╭─ DATA TO USE

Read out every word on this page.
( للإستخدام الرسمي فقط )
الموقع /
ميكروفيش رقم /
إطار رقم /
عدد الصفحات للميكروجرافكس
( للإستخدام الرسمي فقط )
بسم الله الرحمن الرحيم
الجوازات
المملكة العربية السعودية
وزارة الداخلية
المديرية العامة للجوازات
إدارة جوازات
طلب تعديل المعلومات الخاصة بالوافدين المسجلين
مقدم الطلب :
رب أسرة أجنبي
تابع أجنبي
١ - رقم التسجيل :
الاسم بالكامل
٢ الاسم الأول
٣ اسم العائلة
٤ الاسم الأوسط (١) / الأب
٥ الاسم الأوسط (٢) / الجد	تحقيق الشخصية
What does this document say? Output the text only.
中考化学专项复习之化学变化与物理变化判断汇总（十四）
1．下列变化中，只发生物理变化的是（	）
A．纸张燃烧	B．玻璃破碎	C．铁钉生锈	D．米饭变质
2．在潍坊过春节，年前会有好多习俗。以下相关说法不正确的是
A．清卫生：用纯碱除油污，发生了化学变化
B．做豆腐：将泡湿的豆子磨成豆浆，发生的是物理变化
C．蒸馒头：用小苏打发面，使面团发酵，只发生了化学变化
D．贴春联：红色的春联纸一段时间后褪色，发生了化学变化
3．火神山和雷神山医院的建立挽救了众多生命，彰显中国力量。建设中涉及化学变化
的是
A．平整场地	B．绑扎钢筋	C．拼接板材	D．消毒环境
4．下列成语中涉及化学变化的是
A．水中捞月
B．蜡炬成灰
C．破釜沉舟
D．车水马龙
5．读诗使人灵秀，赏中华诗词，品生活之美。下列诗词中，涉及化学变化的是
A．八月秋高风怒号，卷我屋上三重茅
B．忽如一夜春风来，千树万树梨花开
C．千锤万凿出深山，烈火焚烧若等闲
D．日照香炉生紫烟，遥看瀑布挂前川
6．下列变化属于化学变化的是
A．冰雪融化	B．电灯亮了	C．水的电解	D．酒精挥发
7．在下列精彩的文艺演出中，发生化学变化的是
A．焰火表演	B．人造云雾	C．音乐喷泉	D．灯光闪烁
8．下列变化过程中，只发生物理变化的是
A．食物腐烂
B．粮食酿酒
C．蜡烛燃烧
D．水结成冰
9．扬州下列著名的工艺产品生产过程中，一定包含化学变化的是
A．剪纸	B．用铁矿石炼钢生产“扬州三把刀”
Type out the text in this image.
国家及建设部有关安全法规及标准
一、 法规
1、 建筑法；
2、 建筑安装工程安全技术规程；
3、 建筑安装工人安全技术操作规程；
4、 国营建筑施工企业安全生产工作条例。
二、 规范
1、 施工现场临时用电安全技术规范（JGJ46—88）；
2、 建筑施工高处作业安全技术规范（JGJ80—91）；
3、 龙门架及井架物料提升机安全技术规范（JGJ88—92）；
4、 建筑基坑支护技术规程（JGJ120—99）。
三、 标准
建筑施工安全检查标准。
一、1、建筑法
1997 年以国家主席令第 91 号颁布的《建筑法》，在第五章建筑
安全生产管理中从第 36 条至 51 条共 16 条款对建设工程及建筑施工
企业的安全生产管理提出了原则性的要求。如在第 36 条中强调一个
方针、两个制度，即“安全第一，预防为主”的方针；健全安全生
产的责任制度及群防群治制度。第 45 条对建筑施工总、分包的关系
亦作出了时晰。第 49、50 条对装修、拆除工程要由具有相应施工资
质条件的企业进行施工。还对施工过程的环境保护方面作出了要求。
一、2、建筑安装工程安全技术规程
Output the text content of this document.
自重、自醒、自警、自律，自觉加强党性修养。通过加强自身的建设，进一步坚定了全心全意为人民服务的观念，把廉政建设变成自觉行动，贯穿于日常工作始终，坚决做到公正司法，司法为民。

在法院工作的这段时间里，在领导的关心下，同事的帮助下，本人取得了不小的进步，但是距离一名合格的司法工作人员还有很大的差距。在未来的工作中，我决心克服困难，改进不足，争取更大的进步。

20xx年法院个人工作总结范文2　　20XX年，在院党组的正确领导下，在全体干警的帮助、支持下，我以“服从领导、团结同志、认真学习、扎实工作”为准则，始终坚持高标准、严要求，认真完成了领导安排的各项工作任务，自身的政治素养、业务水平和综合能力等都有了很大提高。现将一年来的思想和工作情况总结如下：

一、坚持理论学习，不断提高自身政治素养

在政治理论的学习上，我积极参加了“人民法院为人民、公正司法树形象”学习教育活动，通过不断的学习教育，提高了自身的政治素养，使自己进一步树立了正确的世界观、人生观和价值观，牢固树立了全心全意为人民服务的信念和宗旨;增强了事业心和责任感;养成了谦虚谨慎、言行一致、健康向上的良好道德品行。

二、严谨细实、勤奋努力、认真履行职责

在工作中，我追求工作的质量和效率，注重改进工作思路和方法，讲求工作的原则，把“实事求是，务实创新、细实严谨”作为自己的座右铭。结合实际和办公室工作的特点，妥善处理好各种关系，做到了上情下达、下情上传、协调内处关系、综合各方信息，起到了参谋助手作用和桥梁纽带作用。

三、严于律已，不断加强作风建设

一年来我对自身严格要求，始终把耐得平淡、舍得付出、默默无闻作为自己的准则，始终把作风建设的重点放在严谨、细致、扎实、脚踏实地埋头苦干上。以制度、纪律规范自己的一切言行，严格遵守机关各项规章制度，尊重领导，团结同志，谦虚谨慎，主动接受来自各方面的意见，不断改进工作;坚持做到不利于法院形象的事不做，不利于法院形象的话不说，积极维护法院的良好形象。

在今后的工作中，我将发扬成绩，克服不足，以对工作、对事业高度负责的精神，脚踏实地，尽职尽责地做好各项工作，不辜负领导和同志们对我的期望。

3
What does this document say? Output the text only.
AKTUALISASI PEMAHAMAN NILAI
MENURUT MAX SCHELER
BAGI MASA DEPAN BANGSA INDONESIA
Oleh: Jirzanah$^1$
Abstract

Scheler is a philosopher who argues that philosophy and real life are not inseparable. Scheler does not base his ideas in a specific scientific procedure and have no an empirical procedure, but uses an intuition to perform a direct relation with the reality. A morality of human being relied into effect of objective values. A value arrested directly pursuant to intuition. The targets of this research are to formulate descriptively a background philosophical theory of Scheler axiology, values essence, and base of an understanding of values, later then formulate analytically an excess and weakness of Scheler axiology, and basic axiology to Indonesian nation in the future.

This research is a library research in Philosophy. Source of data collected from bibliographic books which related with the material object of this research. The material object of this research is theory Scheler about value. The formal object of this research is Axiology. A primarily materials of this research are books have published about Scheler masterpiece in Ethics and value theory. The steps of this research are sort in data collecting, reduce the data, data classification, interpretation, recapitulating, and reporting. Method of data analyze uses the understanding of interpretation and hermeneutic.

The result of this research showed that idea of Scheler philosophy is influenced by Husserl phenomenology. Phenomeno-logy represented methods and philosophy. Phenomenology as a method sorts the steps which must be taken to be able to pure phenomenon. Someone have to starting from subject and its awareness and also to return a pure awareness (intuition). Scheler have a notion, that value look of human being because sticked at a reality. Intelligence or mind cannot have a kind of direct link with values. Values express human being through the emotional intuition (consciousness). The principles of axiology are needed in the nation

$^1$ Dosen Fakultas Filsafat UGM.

╰─

EXERCISE DETAILS:
Would you write down every record again, exactly?

TASK OUTPUT:
Read out every word on this page.
( للإستخدام الرسمي فقط )
الموقع /
ميكروفيش رقم /
إطار رقم /
عدد الصفحات للميكروجرافكس
( للإستخدام الرسمي فقط )
بسم الله الرحمن الرحيم
الجوازات
المملكة العربية السعودية
وزارة الداخلية
المديرية العامة للجوازات
إدارة جوازات
طلب تعديل المعلومات الخاصة بالوافدين المسجلين
مقدم الطلب :
رب أسرة أجنبي
تابع أجنبي
١ - رقم التسجيل :
الاسم بالكامل
٢ الاسم الأول
٣ اسم العائلة
٤ الاسم الأوسط (١) / الأب
٥ الاسم الأوسط (٢) / الجد	تحقيق الشخصية
What does this document say? Output the text only.
中考化学专项复习之化学变化与物理变化判断汇总（十四）
1．下列变化中，只发生物理变化的是（	）
A．纸张燃烧	B．玻璃破碎	C．铁钉生锈	D．米饭变质
2．在潍坊过春节，年前会有好多习俗。以下相关说法不正确的是
A．清卫生：用纯碱除油污，发生了化学变化
B．做豆腐：将泡湿的豆子磨成豆浆，发生的是物理变化
C．蒸馒头：用小苏打发面，使面团发酵，只发生了化学变化
D．贴春联：红色的春联纸一段时间后褪色，发生了化学变化
3．火神山和雷神山医院的建立挽救了众多生命，彰显中国力量。建设中涉及化学变化
的是
A．平整场地	B．绑扎钢筋	C．拼接板材	D．消毒环境
4．下列成语中涉及化学变化的是
A．水中捞月
B．蜡炬成灰
C．破釜沉舟
D．车水马龙
5．读诗使人灵秀，赏中华诗词，品生活之美。下列诗词中，涉及化学变化的是
A．八月秋高风怒号，卷我屋上三重茅
B．忽如一夜春风来，千树万树梨花开
C．千锤万凿出深山，烈火焚烧若等闲
D．日照香炉生紫烟，遥看瀑布挂前川
6．下列变化属于化学变化的是
A．冰雪融化	B．电灯亮了	C．水的电解	D．酒精挥发
7．在下列精彩的文艺演出中，发生化学变化的是
A．焰火表演	B．人造云雾	C．音乐喷泉	D．灯光闪烁
8．下列变化过程中，只发生物理变化的是
A．食物腐烂
B．粮食酿酒
C．蜡烛燃烧
D．水结成冰
9．扬州下列著名的工艺产品生产过程中，一定包含化学变化的是
A．剪纸	B．用铁矿石炼钢生产“扬州三把刀”
Type out the text in this image.
国家及建设部有关安全法规及标准
一、 法规
1、 建筑法；
2、 建筑安装工程安全技术规程；
3、 建筑安装工人安全技术操作规程；
4、 国营建筑施工企业安全生产工作条例。
二、 规范
1、 施工现场临时用电安全技术规范（JGJ46—88）；
2、 建筑施工高处作业安全技术规范（JGJ80—91）；
3、 龙门架及井架物料提升机安全技术规范（JGJ88—92）；
4、 建筑基坑支护技术规程（JGJ120—99）。
三、 标准
建筑施工安全检查标准。
一、1、建筑法
1997 年以国家主席令第 91 号颁布的《建筑法》，在第五章建筑
安全生产管理中从第 36 条至 51 条共 16 条款对建设工程及建筑施工
企业的安全生产管理提出了原则性的要求。如在第 36 条中强调一个
方针、两个制度，即“安全第一，预防为主”的方针；健全安全生
产的责任制度及群防群治制度。第 45 条对建筑施工总、分包的关系
亦作出了时晰。第 49、50 条对装修、拆除工程要由具有相应施工资
质条件的企业进行施工。还对施工过程的环境保护方面作出了要求。
一、2、建筑安装工程安全技术规程
Output the text content of this document.
自重、自醒、自警、自律，自觉加强党性修养。通过加强自身的建设，进一步坚定了全心全意为人民服务的观念，把廉政建设变成自觉行动，贯穿于日常工作始终，坚决做到公正司法，司法为民。

在法院工作的这段时间里，在领导的关心下，同事的帮助下，本人取得了不小的进步，但是距离一名合格的司法工作人员还有很大的差距。在未来的工作中，我决心克服困难，改进不足，争取更大的进步。

20xx年法院个人工作总结范文2　　20XX年，在院党组的正确领导下，在全体干警的帮助、支持下，我以“服从领导、团结同志、认真学习、扎实工作”为准则，始终坚持高标准、严要求，认真完成了领导安排的各项工作任务，自身的政治素养、业务水平和综合能力等都有了很大提高。现将一年来的思想和工作情况总结如下：

一、坚持理论学习，不断提高自身政治素养

在政治理论的学习上，我积极参加了“人民法院为人民、公正司法树形象”学习教育活动，通过不断的学习教育，提高了自身的政治素养，使自己进一步树立了正确的世界观、人生观和价值观，牢固树立了全心全意为人民服务的信念和宗旨;增强了事业心和责任感;养成了谦虚谨慎、言行一致、健康向上的良好道德品行。

二、严谨细实、勤奋努力、认真履行职责

在工作中，我追求工作的质量和效率，注重改进工作思路和方法，讲求工作的原则，把“实事求是，务实创新、细实严谨”作为自己的座右铭。结合实际和办公室工作的特点，妥善处理好各种关系，做到了上情下达、下情上传、协调内处关系、综合各方信息，起到了参谋助手作用和桥梁纽带作用。

三、严于律已，不断加强作风建设

一年来我对自身严格要求，始终把耐得平淡、舍得付出、默默无闻作为自己的准则，始终把作风建设的重点放在严谨、细致、扎实、脚踏实地埋头苦干上。以制度、纪律规范自己的一切言行，严格遵守机关各项规章制度，尊重领导，团结同志，谦虚谨慎，主动接受来自各方面的意见，不断改进工作;坚持做到不利于法院形象的事不做，不利于法院形象的话不说，积极维护法院的良好形象。

在今后的工作中，我将发扬成绩，克服不足，以对工作、对事业高度负责的精神，脚踏实地，尽职尽责地做好各项工作，不辜负领导和同志们对我的期望。

3
What does this document say? Output the text only.
AKTUALISASI PEMAHAMAN NILAI
MENURUT MAX SCHELER
BAGI MASA DEPAN BANGSA INDONESIA
Oleh: Jirzanah$^1$
Abstract

Scheler is a philosopher who argues that philosophy and real life are not inseparable. Scheler does not base his ideas in a specific scientific procedure and have no an empirical procedure, but uses an intuition to perform a direct relation with the reality. A morality of human being relied into effect of objective values. A value arrested directly pursuant to intuition. The targets of this research are to formulate descriptively a background philosophical theory of Scheler axiology, values essence, and base of an understanding of values, later then formulate analytically an excess and weakness of Scheler axiology, and basic axiology to Indonesian nation in the future.

This research is a library research in Philosophy. Source of data collected from bibliographic books which related with the material object of this research. The material object of this research is theory Scheler about value. The formal object of this research is Axiology. A primarily materials of this research are books have published about Scheler masterpiece in Ethics and value theory. The steps of this research are sort in data collecting, reduce the data, data classification, interpretation, recapitulating, and reporting. Method of data analyze uses the understanding of interpretation and hermeneutic.

The result of this research showed that idea of Scheler philosophy is influenced by Husserl phenomenology. Phenomeno-logy represented methods and philosophy. Phenomenology as a method sorts the steps which must be taken to be able to pure phenomenon. Someone have to starting from subject and its awareness and also to return a pure awareness (intuition). Scheler have a notion, that value look of human being because sticked at a reality. Intelligence or mind cannot have a kind of direct link with values. Values express human being through the emotional intuition (consciousness). The principles of axiology are needed in the nation

$^1$ Dosen Fakultas Filsafat UGM.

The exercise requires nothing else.